Start of PROVIDED DATA

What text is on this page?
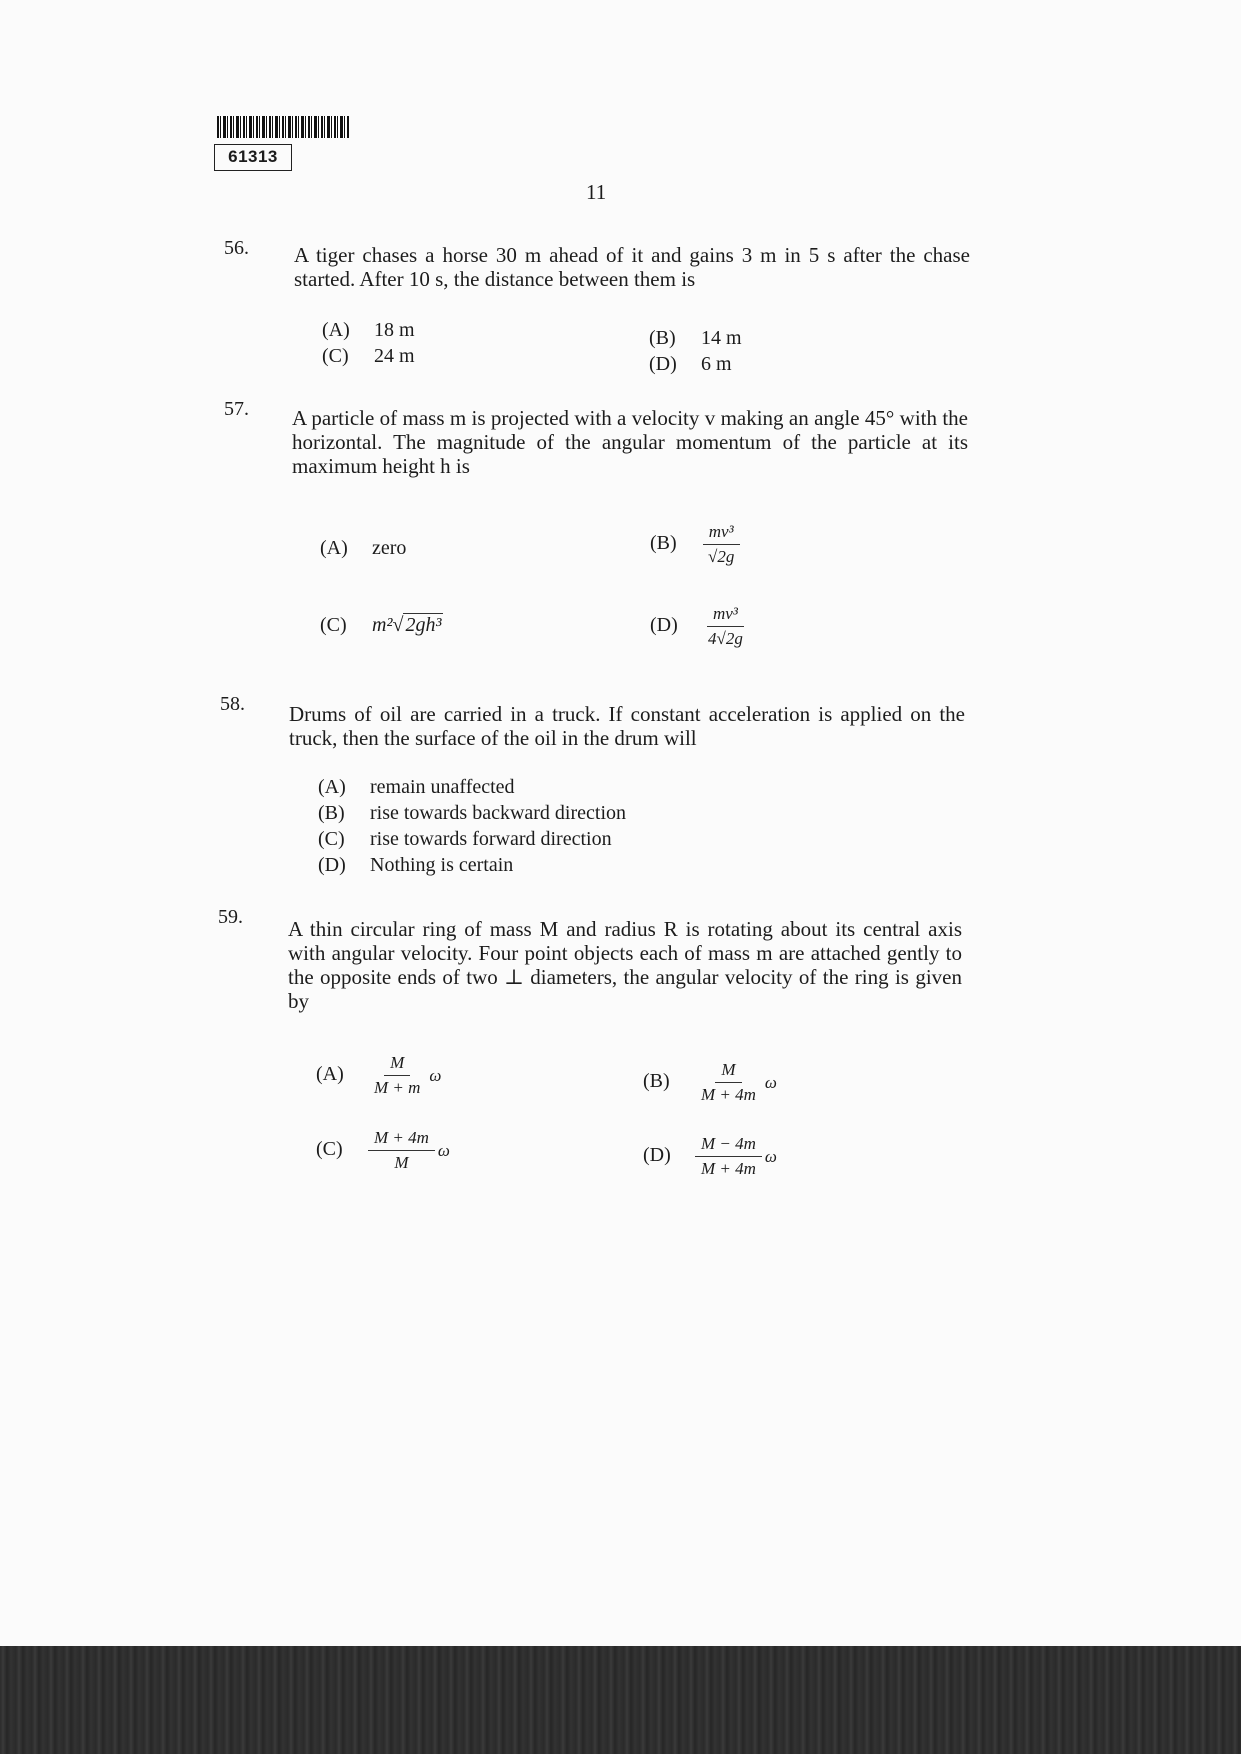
61313
11
56. A tiger chases a horse 30 m ahead of it and gains 3 m in 5 s after the chase started. After 10 s, the distance between them is
(A) 18 m	(B) 14 m
(C) 24 m	(D) 6 m
57. A particle of mass m is projected with a velocity v making an angle 45° with the horizontal. The magnitude of the angular momentum of the particle at its maximum height h is
(A) zero	$(B) \frac{\text{mv³}}{√2g}$
(C) m²√ 2gh³	$(D) \frac{\text{mv³}}{4√2g}$
58. Drums of oil are carried in a truck. If constant acceleration is applied on the truck, then the surface of the oil in the drum will
(A) remain unaffected
(B) rise towards backward direction
(C) rise towards forward direction
(D) Nothing is certain
59. A thin circular ring of mass M and radius R is rotating about its central axis with angular velocity. Four point objects each of mass m are attached gently to the opposite ends of two ⊥ diameters, the angular velocity of the ring is given by
$(A) \frac{M}{M + m}$ ω	$(B) \frac{M}{M + 4m}$ ω
$(C) \frac{M + 4m}{M}$ ω	$(D) \frac{M - 4m}{M + 4m}$ ω
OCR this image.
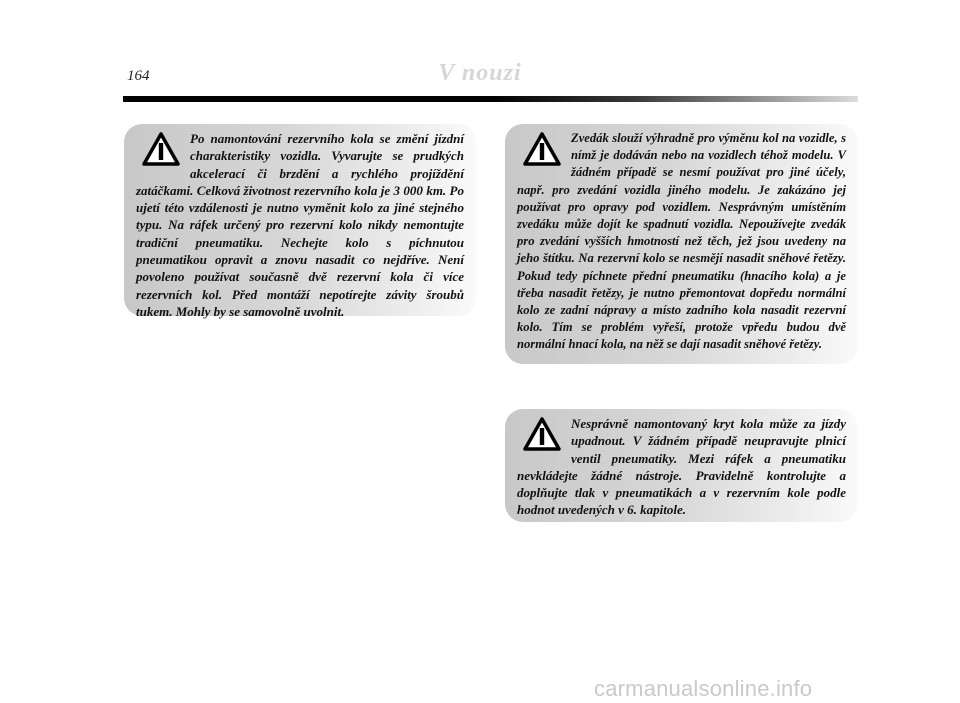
164	V nouzi
Po namontování rezervního kola se změní jízdní charakteristiky vozidla. Vyvarujte se prudkých akcelerací či brzdění a rychlého projíždění zatáčkami. Celková životnost rezervního kola je 3 000 km. Po ujetí této vzdálenosti je nutno vyměnit kolo za jiné stejného typu. Na ráfek určený pro rezervní kolo nikdy nemontujte tradiční pneumatiku. Nechejte kolo s píchnutou pneumatikou opravit a znovu nasadit co nejdříve. Není povoleno používat současně dvě rezervní kola či více rezervních kol. Před montáží nepotírejte závity šroubů tukem. Mohly by se samovolně uvolnit.
Zvedák slouží výhradně pro výměnu kol na vozidle, s nímž je dodáván nebo na vozidlech téhož modelu. V žádném případě se nesmí používat pro jiné účely, např. pro zvedání vozidla jiného modelu. Je zakázáno jej používat pro opravy pod vozidlem. Nesprávným umístěním zvedáku může dojít ke spadnutí vozidla. Nepoužívejte zvedák pro zvedání vyšších hmotností než těch, jež jsou uvedeny na jeho štítku. Na rezervní kolo se nesmějí nasadit sněhové řetězy. Pokud tedy píchnete přední pneumatiku (hnacího kola) a je třeba nasadit řetězy, je nutno přemontovat dopředu normální kolo ze zadní nápravy a místo zadního kola nasadit rezervní kolo. Tím se problém vyřeší, protože vpředu budou dvě normální hnací kola, na něž se dají nasadit sněhové řetězy.
Nesprávně namontovaný kryt kola může za jízdy upadnout. V žádném případě neupravujte plnicí ventil pneumatiky. Mezi ráfek a pneumatiku nevkládejte žádné nástroje. Pravidelně kontrolujte a doplňujte tlak v pneumatikách a v rezervním kole podle hodnot uvedených v 6. kapitole.
carmanualsonline.info
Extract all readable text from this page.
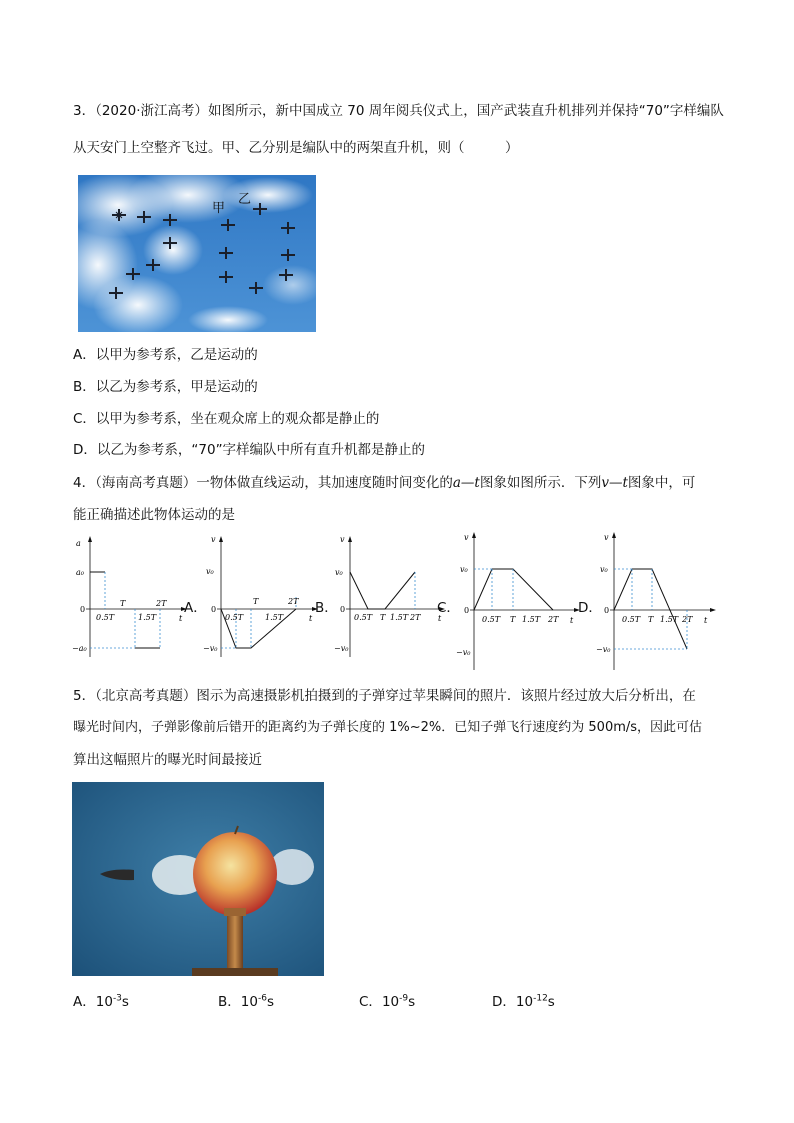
3．（2020·浙江高考）如图所示，新中国成立 70 周年阅兵仪式上，国产武装直升机排列并保持“70”字样编队
从天安门上空整齐飞过。甲、乙分别是编队中的两架直升机，则（　　　）
甲
乙
A．以甲为参考系，乙是运动的
B．以乙为参考系，甲是运动的
C．以甲为参考系，坐在观众席上的观众都是静止的
D．以乙为参考系，“70”字样编队中所有直升机都是静止的
4．（海南高考真题）一物体做直线运动，其加速度随时间变化的a—t图象如图所示．下列v—t图象中，可
能正确描述此物体运动的是
a
a₀
0
−a₀
0.5T
T
1.5T
2T
t
A．
v
v₀
0
−v₀
0.5T
T
1.5T
2T
t
B．
v
v₀
0
−v₀
0.5T T 1.5T 2T t
C．
v
v₀
0
−v₀
0.5T T 1.5T 2T t
D．
v
v₀
0
−v₀
0.5T T 1.5T 2T t
5．（北京高考真题）图示为高速摄影机拍摄到的子弹穿过苹果瞬间的照片．该照片经过放大后分析出，在
曝光时间内，子弹影像前后错开的距离约为子弹长度的 1%~2%．已知子弹飞行速度约为 500m/s，因此可估
算出这幅照片的曝光时间最接近
A．$10^{-3}s$	B．$10^{-6}s$	C．$10^{-9}s$	D．$10^{-12}s$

End of PROVIDED DATA

▶ _OBJECTIVE_
Pictures appear in the records above. Output everything except them, exactly.

▶ _RESULT OF THE EXERCISE_
What text is on this page?
61313
11
56. A tiger chases a horse 30 m ahead of it and gains 3 m in 5 s after the chase started. After 10 s, the distance between them is
(A) 18 m	(B) 14 m
(C) 24 m	(D) 6 m
57. A particle of mass m is projected with a velocity v making an angle 45° with the horizontal. The magnitude of the angular momentum of the particle at its maximum height h is
(A) zero	$(B) \frac{\text{mv³}}{√2g}$
(C) m²√ 2gh³	$(D) \frac{\text{mv³}}{4√2g}$
58. Drums of oil are carried in a truck. If constant acceleration is applied on the truck, then the surface of the oil in the drum will
(A) remain unaffected
(B) rise towards backward direction
(C) rise towards forward direction
(D) Nothing is certain
59. A thin circular ring of mass M and radius R is rotating about its central axis with angular velocity. Four point objects each of mass m are attached gently to the opposite ends of two ⊥ diameters, the angular velocity of the ring is given by
$(A) \frac{M}{M + m}$ ω	$(B) \frac{M}{M + 4m}$ ω
$(C) \frac{M + 4m}{M}$ ω	$(D) \frac{M - 4m}{M + 4m}$ ω
OCR this image.
164	V nouzi
Po namontování rezervního kola se změní jízdní charakteristiky vozidla. Vyvarujte se prudkých akcelerací či brzdění a rychlého projíždění zatáčkami. Celková životnost rezervního kola je 3 000 km. Po ujetí této vzdálenosti je nutno vyměnit kolo za jiné stejného typu. Na ráfek určený pro rezervní kolo nikdy nemontujte tradiční pneumatiku. Nechejte kolo s píchnutou pneumatikou opravit a znovu nasadit co nejdříve. Není povoleno používat současně dvě rezervní kola či více rezervních kol. Před montáží nepotírejte závity šroubů tukem. Mohly by se samovolně uvolnit.
Zvedák slouží výhradně pro výměnu kol na vozidle, s nímž je dodáván nebo na vozidlech téhož modelu. V žádném případě se nesmí používat pro jiné účely, např. pro zvedání vozidla jiného modelu. Je zakázáno jej používat pro opravy pod vozidlem. Nesprávným umístěním zvedáku může dojít ke spadnutí vozidla. Nepoužívejte zvedák pro zvedání vyšších hmotností než těch, jež jsou uvedeny na jeho štítku. Na rezervní kolo se nesmějí nasadit sněhové řetězy. Pokud tedy píchnete přední pneumatiku (hnacího kola) a je třeba nasadit řetězy, je nutno přemontovat dopředu normální kolo ze zadní nápravy a místo zadního kola nasadit rezervní kolo. Tím se problém vyřeší, protože vpředu budou dvě normální hnací kola, na něž se dají nasadit sněhové řetězy.
Nesprávně namontovaný kryt kola může za jízdy upadnout. V žádném případě neupravujte plnicí ventil pneumatiky. Mezi ráfek a pneumatiku nevkládejte žádné nástroje. Pravidelně kontrolujte a doplňujte tlak v pneumatikách a v rezervním kole podle hodnot uvedených v 6. kapitole.
carmanualsonline.info
Extract all readable text from this page.
3．（2020·浙江高考）如图所示，新中国成立 70 周年阅兵仪式上，国产武装直升机排列并保持“70”字样编队
从天安门上空整齐飞过。甲、乙分别是编队中的两架直升机，则（　　　）
甲
乙
A．以甲为参考系，乙是运动的
B．以乙为参考系，甲是运动的
C．以甲为参考系，坐在观众席上的观众都是静止的
D．以乙为参考系，“70”字样编队中所有直升机都是静止的
4．（海南高考真题）一物体做直线运动，其加速度随时间变化的a—t图象如图所示．下列v—t图象中，可
能正确描述此物体运动的是
a
a₀
0
−a₀
0.5T
T
1.5T
2T
t
A．
v
v₀
0
−v₀
0.5T
T
1.5T
2T
t
B．
v
v₀
0
−v₀
0.5T T 1.5T 2T t
C．
v
v₀
0
−v₀
0.5T T 1.5T 2T t
D．
v
v₀
0
−v₀
0.5T T 1.5T 2T t
5．（北京高考真题）图示为高速摄影机拍摄到的子弹穿过苹果瞬间的照片．该照片经过放大后分析出，在
曝光时间内，子弹影像前后错开的距离约为子弹长度的 1%~2%．已知子弹飞行速度约为 500m/s，因此可估
算出这幅照片的曝光时间最接近
A．$10^{-3}s$	B．$10^{-6}s$	C．$10^{-9}s$	D．$10^{-12}s$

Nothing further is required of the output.